● **Exercise goal**: Say how many lines contain "mail", using only the number.
↓
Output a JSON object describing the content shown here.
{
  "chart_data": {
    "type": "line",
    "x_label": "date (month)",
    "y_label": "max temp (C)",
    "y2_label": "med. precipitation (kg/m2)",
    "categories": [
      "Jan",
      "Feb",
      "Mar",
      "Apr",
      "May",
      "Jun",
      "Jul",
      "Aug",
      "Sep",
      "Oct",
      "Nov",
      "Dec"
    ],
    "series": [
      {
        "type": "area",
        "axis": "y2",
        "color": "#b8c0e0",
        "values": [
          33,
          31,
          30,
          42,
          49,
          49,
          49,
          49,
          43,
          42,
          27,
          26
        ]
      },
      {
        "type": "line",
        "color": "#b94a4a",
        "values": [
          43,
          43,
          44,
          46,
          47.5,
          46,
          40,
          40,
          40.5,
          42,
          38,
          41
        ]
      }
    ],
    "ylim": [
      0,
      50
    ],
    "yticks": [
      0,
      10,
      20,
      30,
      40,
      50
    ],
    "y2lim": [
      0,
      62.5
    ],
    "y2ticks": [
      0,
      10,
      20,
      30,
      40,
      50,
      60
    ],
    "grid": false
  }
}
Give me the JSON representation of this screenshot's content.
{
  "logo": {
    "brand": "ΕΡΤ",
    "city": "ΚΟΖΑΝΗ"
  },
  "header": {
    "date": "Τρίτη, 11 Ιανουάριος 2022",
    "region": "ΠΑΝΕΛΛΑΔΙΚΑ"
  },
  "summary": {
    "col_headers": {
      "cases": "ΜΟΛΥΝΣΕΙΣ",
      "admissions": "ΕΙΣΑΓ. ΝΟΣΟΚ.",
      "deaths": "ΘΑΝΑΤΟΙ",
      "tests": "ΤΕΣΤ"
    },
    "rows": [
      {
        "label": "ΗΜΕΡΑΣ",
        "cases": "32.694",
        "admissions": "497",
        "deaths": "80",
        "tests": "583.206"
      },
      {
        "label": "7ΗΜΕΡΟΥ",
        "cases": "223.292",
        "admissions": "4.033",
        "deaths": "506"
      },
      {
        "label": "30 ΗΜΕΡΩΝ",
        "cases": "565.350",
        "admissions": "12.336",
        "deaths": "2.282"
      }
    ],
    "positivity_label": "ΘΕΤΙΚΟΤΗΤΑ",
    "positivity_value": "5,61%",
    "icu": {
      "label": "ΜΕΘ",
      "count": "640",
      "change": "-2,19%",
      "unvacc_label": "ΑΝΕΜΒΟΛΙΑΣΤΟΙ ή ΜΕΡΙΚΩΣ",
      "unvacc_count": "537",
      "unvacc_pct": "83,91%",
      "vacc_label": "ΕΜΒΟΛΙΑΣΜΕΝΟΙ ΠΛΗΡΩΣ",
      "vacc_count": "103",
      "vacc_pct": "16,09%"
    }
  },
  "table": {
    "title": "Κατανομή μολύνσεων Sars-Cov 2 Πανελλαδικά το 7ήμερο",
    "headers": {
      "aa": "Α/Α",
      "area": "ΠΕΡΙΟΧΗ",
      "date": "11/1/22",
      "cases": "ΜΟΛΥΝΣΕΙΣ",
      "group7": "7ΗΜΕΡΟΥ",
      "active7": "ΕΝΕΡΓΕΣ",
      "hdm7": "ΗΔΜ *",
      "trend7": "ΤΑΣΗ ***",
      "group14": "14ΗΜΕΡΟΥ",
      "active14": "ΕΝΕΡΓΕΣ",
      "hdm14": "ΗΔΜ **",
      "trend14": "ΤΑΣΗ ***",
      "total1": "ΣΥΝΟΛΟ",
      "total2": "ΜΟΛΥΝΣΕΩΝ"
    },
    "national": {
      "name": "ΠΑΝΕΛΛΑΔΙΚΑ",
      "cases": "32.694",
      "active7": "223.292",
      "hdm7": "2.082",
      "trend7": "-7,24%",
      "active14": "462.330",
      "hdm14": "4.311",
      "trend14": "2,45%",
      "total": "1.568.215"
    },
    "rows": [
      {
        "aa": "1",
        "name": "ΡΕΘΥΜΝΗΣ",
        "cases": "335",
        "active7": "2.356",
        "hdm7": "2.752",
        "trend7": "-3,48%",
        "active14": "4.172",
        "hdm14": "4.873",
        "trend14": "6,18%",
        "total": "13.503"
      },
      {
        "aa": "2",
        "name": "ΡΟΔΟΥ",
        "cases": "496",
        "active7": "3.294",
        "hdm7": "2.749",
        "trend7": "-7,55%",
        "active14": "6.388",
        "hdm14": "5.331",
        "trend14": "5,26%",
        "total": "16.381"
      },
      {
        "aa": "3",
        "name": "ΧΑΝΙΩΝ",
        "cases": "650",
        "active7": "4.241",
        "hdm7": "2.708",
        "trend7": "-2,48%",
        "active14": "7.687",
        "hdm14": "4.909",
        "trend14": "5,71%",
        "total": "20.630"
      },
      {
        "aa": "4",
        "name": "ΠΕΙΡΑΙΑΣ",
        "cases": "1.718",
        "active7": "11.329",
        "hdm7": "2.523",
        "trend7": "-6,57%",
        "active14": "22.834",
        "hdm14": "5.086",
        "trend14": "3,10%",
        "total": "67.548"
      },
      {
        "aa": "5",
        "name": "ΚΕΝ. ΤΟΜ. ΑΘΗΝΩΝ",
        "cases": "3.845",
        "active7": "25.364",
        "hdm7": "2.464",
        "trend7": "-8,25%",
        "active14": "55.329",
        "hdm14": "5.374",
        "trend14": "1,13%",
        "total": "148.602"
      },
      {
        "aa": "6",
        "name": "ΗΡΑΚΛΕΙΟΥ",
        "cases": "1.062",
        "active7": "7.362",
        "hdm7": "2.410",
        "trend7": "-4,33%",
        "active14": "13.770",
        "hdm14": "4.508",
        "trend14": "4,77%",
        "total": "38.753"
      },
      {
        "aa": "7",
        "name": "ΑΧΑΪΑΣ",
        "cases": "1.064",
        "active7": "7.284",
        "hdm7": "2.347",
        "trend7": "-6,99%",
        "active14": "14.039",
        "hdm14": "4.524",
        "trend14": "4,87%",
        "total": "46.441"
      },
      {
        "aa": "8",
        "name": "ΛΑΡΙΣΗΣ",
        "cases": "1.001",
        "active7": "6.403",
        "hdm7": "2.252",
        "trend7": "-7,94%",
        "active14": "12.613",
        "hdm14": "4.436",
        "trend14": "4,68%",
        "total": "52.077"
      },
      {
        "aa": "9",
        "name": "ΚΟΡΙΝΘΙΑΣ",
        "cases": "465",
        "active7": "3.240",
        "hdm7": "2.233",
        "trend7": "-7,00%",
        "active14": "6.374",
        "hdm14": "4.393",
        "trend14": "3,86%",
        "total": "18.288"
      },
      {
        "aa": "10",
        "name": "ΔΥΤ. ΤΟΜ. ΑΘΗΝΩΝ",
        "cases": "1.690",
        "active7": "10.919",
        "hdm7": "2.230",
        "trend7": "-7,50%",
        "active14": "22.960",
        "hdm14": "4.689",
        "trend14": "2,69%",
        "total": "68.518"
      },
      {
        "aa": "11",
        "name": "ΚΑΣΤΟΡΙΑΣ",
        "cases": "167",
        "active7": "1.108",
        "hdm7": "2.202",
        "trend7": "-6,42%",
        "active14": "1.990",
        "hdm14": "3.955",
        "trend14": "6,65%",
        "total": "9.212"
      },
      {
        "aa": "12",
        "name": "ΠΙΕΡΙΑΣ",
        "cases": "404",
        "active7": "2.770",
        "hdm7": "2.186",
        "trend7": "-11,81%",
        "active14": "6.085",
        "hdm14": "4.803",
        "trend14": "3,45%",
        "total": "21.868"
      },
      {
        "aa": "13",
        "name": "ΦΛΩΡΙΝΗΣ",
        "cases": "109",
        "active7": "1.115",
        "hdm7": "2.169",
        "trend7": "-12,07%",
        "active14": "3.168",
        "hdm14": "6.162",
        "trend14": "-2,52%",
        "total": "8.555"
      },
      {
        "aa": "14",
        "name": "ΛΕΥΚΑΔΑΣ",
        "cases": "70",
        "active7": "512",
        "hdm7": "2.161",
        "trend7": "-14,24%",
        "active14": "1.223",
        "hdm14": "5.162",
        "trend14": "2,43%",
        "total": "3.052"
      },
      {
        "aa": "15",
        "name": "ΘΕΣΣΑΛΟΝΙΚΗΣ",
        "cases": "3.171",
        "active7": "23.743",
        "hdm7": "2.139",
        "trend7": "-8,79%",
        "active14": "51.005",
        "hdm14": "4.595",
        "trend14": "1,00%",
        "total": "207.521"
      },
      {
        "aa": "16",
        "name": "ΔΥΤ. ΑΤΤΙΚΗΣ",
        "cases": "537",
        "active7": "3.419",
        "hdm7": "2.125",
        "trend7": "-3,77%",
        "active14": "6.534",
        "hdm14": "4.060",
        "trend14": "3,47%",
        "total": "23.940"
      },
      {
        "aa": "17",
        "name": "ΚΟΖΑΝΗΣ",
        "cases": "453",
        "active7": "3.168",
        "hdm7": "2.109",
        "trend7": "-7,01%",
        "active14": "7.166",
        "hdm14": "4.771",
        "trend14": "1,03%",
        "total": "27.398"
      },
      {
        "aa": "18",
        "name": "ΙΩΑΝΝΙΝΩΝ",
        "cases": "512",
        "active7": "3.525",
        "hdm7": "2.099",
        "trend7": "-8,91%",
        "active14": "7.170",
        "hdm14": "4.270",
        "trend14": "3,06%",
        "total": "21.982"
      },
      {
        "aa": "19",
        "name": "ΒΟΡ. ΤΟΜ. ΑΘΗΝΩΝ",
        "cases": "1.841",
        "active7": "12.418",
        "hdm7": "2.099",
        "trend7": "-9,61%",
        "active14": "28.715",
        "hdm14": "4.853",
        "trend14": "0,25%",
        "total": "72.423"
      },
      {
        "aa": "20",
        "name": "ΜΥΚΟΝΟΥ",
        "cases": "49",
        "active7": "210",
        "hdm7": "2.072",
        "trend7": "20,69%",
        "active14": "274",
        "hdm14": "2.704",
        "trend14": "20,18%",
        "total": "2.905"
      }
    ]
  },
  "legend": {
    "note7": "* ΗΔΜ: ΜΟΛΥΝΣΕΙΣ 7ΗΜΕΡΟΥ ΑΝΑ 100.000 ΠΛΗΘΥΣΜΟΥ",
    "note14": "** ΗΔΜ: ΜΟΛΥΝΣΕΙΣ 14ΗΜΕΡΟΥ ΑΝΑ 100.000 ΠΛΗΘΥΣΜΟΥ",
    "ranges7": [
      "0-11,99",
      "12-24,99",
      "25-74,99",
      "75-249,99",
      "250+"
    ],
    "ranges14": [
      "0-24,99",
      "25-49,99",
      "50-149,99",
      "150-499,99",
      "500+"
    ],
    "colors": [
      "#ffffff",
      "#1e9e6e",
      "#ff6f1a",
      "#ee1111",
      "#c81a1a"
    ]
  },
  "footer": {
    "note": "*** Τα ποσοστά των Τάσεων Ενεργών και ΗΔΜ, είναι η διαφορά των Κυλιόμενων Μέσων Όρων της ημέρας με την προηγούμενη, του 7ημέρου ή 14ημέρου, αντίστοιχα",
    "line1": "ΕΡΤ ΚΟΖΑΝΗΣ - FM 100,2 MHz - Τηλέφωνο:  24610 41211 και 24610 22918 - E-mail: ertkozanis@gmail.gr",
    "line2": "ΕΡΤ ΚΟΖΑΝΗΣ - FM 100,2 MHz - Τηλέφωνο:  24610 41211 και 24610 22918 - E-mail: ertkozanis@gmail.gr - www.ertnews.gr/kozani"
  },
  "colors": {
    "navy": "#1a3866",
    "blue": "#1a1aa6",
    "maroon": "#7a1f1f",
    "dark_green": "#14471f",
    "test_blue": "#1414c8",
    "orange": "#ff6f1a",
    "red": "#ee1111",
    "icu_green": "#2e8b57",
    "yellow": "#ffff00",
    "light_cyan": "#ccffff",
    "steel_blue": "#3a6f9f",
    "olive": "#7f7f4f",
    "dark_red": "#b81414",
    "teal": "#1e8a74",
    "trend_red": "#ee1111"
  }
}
↑
● **Expected output**: 2